▶ _Exercise aim_:
Without changing a character, return the entries, but not the images they hold.

▶ _Exercise inputs_:
+ + + + + + +
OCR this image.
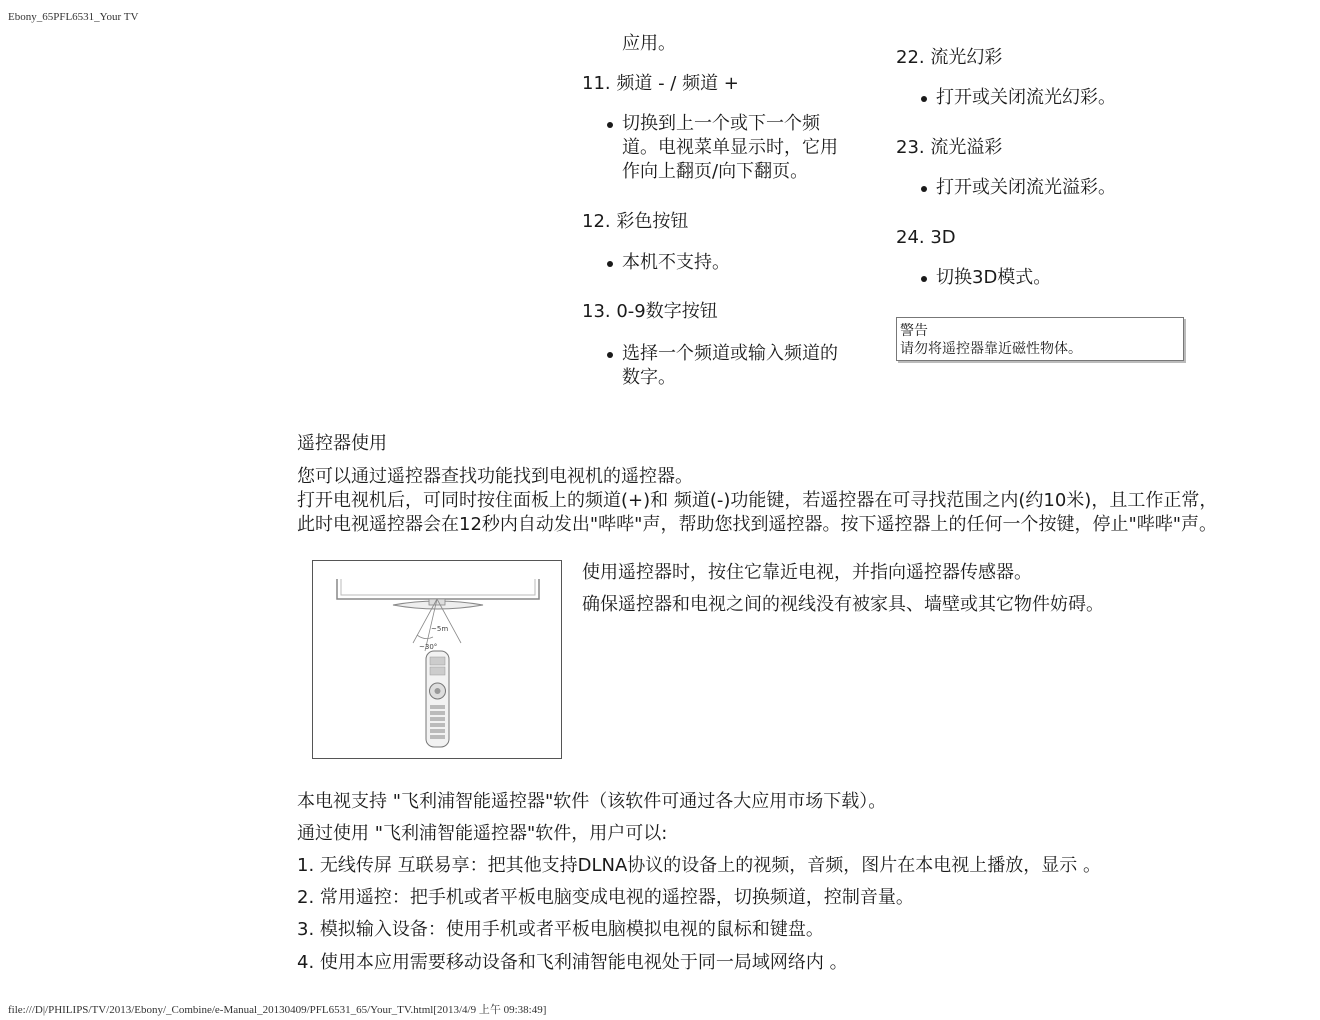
Ebony_65PFL6531_Your TV
file:///D|/PHILIPS/TV/2013/Ebony/_Combine/e-Manual_20130409/PFL6531_65/Your_TV.html[2013/4/9 上午 09:38:49]
应用。
11. 频道 - / 频道 +
切换到上一个或下一个频
道。电视菜单显示时，它用
作向上翻页/向下翻页。
12. 彩色按钮
本机不支持。
13. 0-9数字按钮
选择一个频道或输入频道的
数字。
22. 流光幻彩
打开或关闭流光幻彩。
23. 流光溢彩
打开或关闭流光溢彩。
24. 3D
切换3D模式。
警告
请勿将遥控器靠近磁性物体。
遥控器使用
您可以通过遥控器查找功能找到电视机的遥控器。
打开电视机后，可同时按住面板上的频道(+)和 频道(-)功能键，若遥控器在可寻找范围之内(约10米)，且工作正常，
此时电视遥控器会在12秒内自动发出"哔哔"声，帮助您找到遥控器。按下遥控器上的任何一个按键，停止"哔哔"声。
~5m
~30°
使用遥控器时，按住它靠近电视，并指向遥控器传感器。
确保遥控器和电视之间的视线没有被家具、墙壁或其它物件妨碍。
本电视支持 "飞利浦智能遥控器"软件（该软件可通过各大应用市场下载）。
通过使用 "飞利浦智能遥控器"软件，用户可以:
1. 无线传屏 互联易享：把其他支持DLNA协议的设备上的视频，音频，图片在本电视上播放，显示 。
2. 常用遥控：把手机或者平板电脑变成电视的遥控器，切换频道，控制音量。
3. 模拟输入设备：使用手机或者平板电脑模拟电视的鼠标和键盘。
4. 使用本应用需要移动设备和飞利浦智能电视处于同一局域网络内 。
+ + + + + + +
▶ _Task output_:
OCR this image.
Ebony_65PFL6531_Your TV
file:///D|/PHILIPS/TV/2013/Ebony/_Combine/e-Manual_20130409/PFL6531_65/Your_TV.html[2013/4/9 上午 09:38:49]
应用。
11. 频道 - / 频道 +
切换到上一个或下一个频
道。电视菜单显示时，它用
作向上翻页/向下翻页。
12. 彩色按钮
本机不支持。
13. 0-9数字按钮
选择一个频道或输入频道的
数字。
22. 流光幻彩
打开或关闭流光幻彩。
23. 流光溢彩
打开或关闭流光溢彩。
24. 3D
切换3D模式。
警告
请勿将遥控器靠近磁性物体。
遥控器使用
您可以通过遥控器查找功能找到电视机的遥控器。
打开电视机后，可同时按住面板上的频道(+)和 频道(-)功能键，若遥控器在可寻找范围之内(约10米)，且工作正常，
此时电视遥控器会在12秒内自动发出"哔哔"声，帮助您找到遥控器。按下遥控器上的任何一个按键，停止"哔哔"声。
~5m
~30°
使用遥控器时，按住它靠近电视，并指向遥控器传感器。
确保遥控器和电视之间的视线没有被家具、墙壁或其它物件妨碍。
本电视支持 "飞利浦智能遥控器"软件（该软件可通过各大应用市场下载）。
通过使用 "飞利浦智能遥控器"软件，用户可以:
1. 无线传屏 互联易享：把其他支持DLNA协议的设备上的视频，音频，图片在本电视上播放，显示 。
2. 常用遥控：把手机或者平板电脑变成电视的遥控器，切换频道，控制音量。
3. 模拟输入设备：使用手机或者平板电脑模拟电视的鼠标和键盘。
4. 使用本应用需要移动设备和飞利浦智能电视处于同一局域网络内 。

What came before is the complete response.